### Problem to solve
Exactly reproduce each entry, leaving out nothing.

### Given records
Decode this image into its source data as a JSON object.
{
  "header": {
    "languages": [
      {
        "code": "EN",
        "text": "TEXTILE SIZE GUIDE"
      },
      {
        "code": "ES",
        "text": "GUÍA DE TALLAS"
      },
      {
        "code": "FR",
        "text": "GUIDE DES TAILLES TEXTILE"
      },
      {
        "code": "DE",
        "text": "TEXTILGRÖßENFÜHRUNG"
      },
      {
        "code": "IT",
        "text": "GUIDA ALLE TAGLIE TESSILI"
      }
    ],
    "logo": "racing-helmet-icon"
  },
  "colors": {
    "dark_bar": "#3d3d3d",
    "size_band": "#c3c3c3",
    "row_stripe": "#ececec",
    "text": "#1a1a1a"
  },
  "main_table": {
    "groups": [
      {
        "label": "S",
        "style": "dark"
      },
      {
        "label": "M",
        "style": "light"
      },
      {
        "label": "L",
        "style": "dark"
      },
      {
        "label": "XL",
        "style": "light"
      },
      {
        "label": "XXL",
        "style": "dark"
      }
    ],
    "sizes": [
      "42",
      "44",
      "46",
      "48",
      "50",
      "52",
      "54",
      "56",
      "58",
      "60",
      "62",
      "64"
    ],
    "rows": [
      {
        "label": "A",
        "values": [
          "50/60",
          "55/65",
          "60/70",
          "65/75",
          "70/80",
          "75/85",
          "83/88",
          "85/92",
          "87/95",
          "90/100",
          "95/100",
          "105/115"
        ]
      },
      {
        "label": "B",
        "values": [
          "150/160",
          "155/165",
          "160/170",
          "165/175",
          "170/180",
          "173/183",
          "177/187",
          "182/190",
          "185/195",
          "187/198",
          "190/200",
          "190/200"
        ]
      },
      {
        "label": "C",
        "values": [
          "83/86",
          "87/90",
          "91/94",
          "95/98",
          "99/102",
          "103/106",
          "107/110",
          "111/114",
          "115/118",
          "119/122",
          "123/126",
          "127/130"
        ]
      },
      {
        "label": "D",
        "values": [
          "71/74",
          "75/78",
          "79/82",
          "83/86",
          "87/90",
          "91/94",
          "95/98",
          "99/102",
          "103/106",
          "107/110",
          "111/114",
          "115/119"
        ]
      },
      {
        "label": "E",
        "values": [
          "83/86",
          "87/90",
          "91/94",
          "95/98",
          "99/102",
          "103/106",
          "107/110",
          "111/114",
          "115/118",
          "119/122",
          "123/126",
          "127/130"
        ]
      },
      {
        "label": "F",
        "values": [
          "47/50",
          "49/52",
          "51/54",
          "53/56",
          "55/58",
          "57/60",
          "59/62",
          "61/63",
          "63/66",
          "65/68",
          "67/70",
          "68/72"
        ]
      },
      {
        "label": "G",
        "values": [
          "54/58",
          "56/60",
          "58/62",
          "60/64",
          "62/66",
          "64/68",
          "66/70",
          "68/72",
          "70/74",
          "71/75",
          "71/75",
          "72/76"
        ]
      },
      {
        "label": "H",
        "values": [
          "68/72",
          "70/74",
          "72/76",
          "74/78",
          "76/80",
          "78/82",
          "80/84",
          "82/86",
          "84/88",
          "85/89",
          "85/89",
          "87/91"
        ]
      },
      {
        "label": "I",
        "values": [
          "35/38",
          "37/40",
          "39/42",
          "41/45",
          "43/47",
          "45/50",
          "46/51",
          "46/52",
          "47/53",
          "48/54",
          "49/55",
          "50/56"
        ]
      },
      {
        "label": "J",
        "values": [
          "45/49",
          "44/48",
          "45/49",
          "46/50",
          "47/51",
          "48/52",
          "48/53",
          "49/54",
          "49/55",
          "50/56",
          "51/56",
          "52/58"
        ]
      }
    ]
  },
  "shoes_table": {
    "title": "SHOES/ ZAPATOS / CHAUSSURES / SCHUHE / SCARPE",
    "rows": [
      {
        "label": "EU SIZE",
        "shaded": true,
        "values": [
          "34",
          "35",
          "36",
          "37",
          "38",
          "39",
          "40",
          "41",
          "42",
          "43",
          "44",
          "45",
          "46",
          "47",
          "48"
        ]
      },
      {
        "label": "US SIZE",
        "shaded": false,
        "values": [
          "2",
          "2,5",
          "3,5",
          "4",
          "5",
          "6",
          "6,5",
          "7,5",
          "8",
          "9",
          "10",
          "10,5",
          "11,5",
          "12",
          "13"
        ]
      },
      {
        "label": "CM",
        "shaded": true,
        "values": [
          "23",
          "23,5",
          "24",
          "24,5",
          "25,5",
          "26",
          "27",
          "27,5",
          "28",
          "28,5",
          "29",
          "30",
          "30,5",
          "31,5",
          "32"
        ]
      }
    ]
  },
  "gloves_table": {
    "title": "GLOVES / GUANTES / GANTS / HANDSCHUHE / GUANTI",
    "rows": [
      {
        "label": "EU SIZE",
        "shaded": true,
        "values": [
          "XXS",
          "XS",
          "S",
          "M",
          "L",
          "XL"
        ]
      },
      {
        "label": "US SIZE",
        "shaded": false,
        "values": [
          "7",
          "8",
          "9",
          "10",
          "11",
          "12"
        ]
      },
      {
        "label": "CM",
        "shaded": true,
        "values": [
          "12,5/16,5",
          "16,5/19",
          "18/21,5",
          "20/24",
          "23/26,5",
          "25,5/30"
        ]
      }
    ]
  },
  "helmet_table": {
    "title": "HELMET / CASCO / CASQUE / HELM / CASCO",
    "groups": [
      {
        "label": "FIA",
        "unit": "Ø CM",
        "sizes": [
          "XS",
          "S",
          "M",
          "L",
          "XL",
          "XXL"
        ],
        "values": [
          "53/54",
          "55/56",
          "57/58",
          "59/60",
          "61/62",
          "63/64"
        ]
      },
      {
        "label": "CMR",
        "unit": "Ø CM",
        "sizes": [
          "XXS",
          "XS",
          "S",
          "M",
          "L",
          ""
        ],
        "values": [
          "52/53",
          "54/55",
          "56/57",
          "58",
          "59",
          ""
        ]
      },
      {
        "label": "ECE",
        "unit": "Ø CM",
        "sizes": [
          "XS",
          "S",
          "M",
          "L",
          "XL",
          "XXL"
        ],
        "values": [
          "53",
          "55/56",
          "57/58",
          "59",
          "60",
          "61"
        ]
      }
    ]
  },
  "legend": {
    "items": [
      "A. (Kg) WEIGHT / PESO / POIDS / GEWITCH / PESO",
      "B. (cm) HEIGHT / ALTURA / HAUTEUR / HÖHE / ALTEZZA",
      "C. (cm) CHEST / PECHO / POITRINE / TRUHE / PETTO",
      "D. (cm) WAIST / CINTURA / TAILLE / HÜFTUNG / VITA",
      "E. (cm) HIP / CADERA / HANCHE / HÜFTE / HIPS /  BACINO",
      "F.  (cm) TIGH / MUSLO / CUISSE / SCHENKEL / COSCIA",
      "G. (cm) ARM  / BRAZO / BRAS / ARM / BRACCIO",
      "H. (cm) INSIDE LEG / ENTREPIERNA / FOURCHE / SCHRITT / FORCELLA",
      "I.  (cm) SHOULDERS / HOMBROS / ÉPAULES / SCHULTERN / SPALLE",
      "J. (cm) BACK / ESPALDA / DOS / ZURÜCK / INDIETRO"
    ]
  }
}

### Answer to this problem
Decode this image into its source data as a JSON object.
{
  "header": {
    "languages": [
      {
        "code": "EN",
        "text": "TEXTILE SIZE GUIDE"
      },
      {
        "code": "ES",
        "text": "GUÍA DE TALLAS"
      },
      {
        "code": "FR",
        "text": "GUIDE DES TAILLES TEXTILE"
      },
      {
        "code": "DE",
        "text": "TEXTILGRÖßENFÜHRUNG"
      },
      {
        "code": "IT",
        "text": "GUIDA ALLE TAGLIE TESSILI"
      }
    ],
    "logo": "racing-helmet-icon"
  },
  "colors": {
    "dark_bar": "#3d3d3d",
    "size_band": "#c3c3c3",
    "row_stripe": "#ececec",
    "text": "#1a1a1a"
  },
  "main_table": {
    "groups": [
      {
        "label": "S",
        "style": "dark"
      },
      {
        "label": "M",
        "style": "light"
      },
      {
        "label": "L",
        "style": "dark"
      },
      {
        "label": "XL",
        "style": "light"
      },
      {
        "label": "XXL",
        "style": "dark"
      }
    ],
    "sizes": [
      "42",
      "44",
      "46",
      "48",
      "50",
      "52",
      "54",
      "56",
      "58",
      "60",
      "62",
      "64"
    ],
    "rows": [
      {
        "label": "A",
        "values": [
          "50/60",
          "55/65",
          "60/70",
          "65/75",
          "70/80",
          "75/85",
          "83/88",
          "85/92",
          "87/95",
          "90/100",
          "95/100",
          "105/115"
        ]
      },
      {
        "label": "B",
        "values": [
          "150/160",
          "155/165",
          "160/170",
          "165/175",
          "170/180",
          "173/183",
          "177/187",
          "182/190",
          "185/195",
          "187/198",
          "190/200",
          "190/200"
        ]
      },
      {
        "label": "C",
        "values": [
          "83/86",
          "87/90",
          "91/94",
          "95/98",
          "99/102",
          "103/106",
          "107/110",
          "111/114",
          "115/118",
          "119/122",
          "123/126",
          "127/130"
        ]
      },
      {
        "label": "D",
        "values": [
          "71/74",
          "75/78",
          "79/82",
          "83/86",
          "87/90",
          "91/94",
          "95/98",
          "99/102",
          "103/106",
          "107/110",
          "111/114",
          "115/119"
        ]
      },
      {
        "label": "E",
        "values": [
          "83/86",
          "87/90",
          "91/94",
          "95/98",
          "99/102",
          "103/106",
          "107/110",
          "111/114",
          "115/118",
          "119/122",
          "123/126",
          "127/130"
        ]
      },
      {
        "label": "F",
        "values": [
          "47/50",
          "49/52",
          "51/54",
          "53/56",
          "55/58",
          "57/60",
          "59/62",
          "61/63",
          "63/66",
          "65/68",
          "67/70",
          "68/72"
        ]
      },
      {
        "label": "G",
        "values": [
          "54/58",
          "56/60",
          "58/62",
          "60/64",
          "62/66",
          "64/68",
          "66/70",
          "68/72",
          "70/74",
          "71/75",
          "71/75",
          "72/76"
        ]
      },
      {
        "label": "H",
        "values": [
          "68/72",
          "70/74",
          "72/76",
          "74/78",
          "76/80",
          "78/82",
          "80/84",
          "82/86",
          "84/88",
          "85/89",
          "85/89",
          "87/91"
        ]
      },
      {
        "label": "I",
        "values": [
          "35/38",
          "37/40",
          "39/42",
          "41/45",
          "43/47",
          "45/50",
          "46/51",
          "46/52",
          "47/53",
          "48/54",
          "49/55",
          "50/56"
        ]
      },
      {
        "label": "J",
        "values": [
          "45/49",
          "44/48",
          "45/49",
          "46/50",
          "47/51",
          "48/52",
          "48/53",
          "49/54",
          "49/55",
          "50/56",
          "51/56",
          "52/58"
        ]
      }
    ]
  },
  "shoes_table": {
    "title": "SHOES/ ZAPATOS / CHAUSSURES / SCHUHE / SCARPE",
    "rows": [
      {
        "label": "EU SIZE",
        "shaded": true,
        "values": [
          "34",
          "35",
          "36",
          "37",
          "38",
          "39",
          "40",
          "41",
          "42",
          "43",
          "44",
          "45",
          "46",
          "47",
          "48"
        ]
      },
      {
        "label": "US SIZE",
        "shaded": false,
        "values": [
          "2",
          "2,5",
          "3,5",
          "4",
          "5",
          "6",
          "6,5",
          "7,5",
          "8",
          "9",
          "10",
          "10,5",
          "11,5",
          "12",
          "13"
        ]
      },
      {
        "label": "CM",
        "shaded": true,
        "values": [
          "23",
          "23,5",
          "24",
          "24,5",
          "25,5",
          "26",
          "27",
          "27,5",
          "28",
          "28,5",
          "29",
          "30",
          "30,5",
          "31,5",
          "32"
        ]
      }
    ]
  },
  "gloves_table": {
    "title": "GLOVES / GUANTES / GANTS / HANDSCHUHE / GUANTI",
    "rows": [
      {
        "label": "EU SIZE",
        "shaded": true,
        "values": [
          "XXS",
          "XS",
          "S",
          "M",
          "L",
          "XL"
        ]
      },
      {
        "label": "US SIZE",
        "shaded": false,
        "values": [
          "7",
          "8",
          "9",
          "10",
          "11",
          "12"
        ]
      },
      {
        "label": "CM",
        "shaded": true,
        "values": [
          "12,5/16,5",
          "16,5/19",
          "18/21,5",
          "20/24",
          "23/26,5",
          "25,5/30"
        ]
      }
    ]
  },
  "helmet_table": {
    "title": "HELMET / CASCO / CASQUE / HELM / CASCO",
    "groups": [
      {
        "label": "FIA",
        "unit": "Ø CM",
        "sizes": [
          "XS",
          "S",
          "M",
          "L",
          "XL",
          "XXL"
        ],
        "values": [
          "53/54",
          "55/56",
          "57/58",
          "59/60",
          "61/62",
          "63/64"
        ]
      },
      {
        "label": "CMR",
        "unit": "Ø CM",
        "sizes": [
          "XXS",
          "XS",
          "S",
          "M",
          "L",
          ""
        ],
        "values": [
          "52/53",
          "54/55",
          "56/57",
          "58",
          "59",
          ""
        ]
      },
      {
        "label": "ECE",
        "unit": "Ø CM",
        "sizes": [
          "XS",
          "S",
          "M",
          "L",
          "XL",
          "XXL"
        ],
        "values": [
          "53",
          "55/56",
          "57/58",
          "59",
          "60",
          "61"
        ]
      }
    ]
  },
  "legend": {
    "items": [
      "A. (Kg) WEIGHT / PESO / POIDS / GEWITCH / PESO",
      "B. (cm) HEIGHT / ALTURA / HAUTEUR / HÖHE / ALTEZZA",
      "C. (cm) CHEST / PECHO / POITRINE / TRUHE / PETTO",
      "D. (cm) WAIST / CINTURA / TAILLE / HÜFTUNG / VITA",
      "E. (cm) HIP / CADERA / HANCHE / HÜFTE / HIPS /  BACINO",
      "F.  (cm) TIGH / MUSLO / CUISSE / SCHENKEL / COSCIA",
      "G. (cm) ARM  / BRAZO / BRAS / ARM / BRACCIO",
      "H. (cm) INSIDE LEG / ENTREPIERNA / FOURCHE / SCHRITT / FORCELLA",
      "I.  (cm) SHOULDERS / HOMBROS / ÉPAULES / SCHULTERN / SPALLE",
      "J. (cm) BACK / ESPALDA / DOS / ZURÜCK / INDIETRO"
    ]
  }
}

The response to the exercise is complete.